▸ **Short problem**
The listing beneath should be written out in full, exactly as shown.

▸ **The data**
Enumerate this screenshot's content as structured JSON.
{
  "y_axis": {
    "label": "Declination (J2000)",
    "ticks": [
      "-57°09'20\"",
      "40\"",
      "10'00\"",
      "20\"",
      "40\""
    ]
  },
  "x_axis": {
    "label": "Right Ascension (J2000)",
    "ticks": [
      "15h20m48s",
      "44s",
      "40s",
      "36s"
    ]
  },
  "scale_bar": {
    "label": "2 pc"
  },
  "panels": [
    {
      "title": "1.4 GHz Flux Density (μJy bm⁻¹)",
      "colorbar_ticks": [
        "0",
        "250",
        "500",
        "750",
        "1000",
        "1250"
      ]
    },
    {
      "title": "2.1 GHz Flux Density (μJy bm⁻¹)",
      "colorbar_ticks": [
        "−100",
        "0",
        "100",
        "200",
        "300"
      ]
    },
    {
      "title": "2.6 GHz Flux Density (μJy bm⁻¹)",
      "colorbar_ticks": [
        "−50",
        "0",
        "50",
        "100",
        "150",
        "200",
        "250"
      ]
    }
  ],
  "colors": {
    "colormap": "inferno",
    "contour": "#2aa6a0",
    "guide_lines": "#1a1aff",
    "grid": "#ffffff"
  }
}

▸ **Expected answer**
Enumerate this screenshot's content as structured JSON.
{
  "y_axis": {
    "label": "Declination (J2000)",
    "ticks": [
      "-57°09'20\"",
      "40\"",
      "10'00\"",
      "20\"",
      "40\""
    ]
  },
  "x_axis": {
    "label": "Right Ascension (J2000)",
    "ticks": [
      "15h20m48s",
      "44s",
      "40s",
      "36s"
    ]
  },
  "scale_bar": {
    "label": "2 pc"
  },
  "panels": [
    {
      "title": "1.4 GHz Flux Density (μJy bm⁻¹)",
      "colorbar_ticks": [
        "0",
        "250",
        "500",
        "750",
        "1000",
        "1250"
      ]
    },
    {
      "title": "2.1 GHz Flux Density (μJy bm⁻¹)",
      "colorbar_ticks": [
        "−100",
        "0",
        "100",
        "200",
        "300"
      ]
    },
    {
      "title": "2.6 GHz Flux Density (μJy bm⁻¹)",
      "colorbar_ticks": [
        "−50",
        "0",
        "50",
        "100",
        "150",
        "200",
        "250"
      ]
    }
  ],
  "colors": {
    "colormap": "inferno",
    "contour": "#2aa6a0",
    "guide_lines": "#1a1aff",
    "grid": "#ffffff"
  }
}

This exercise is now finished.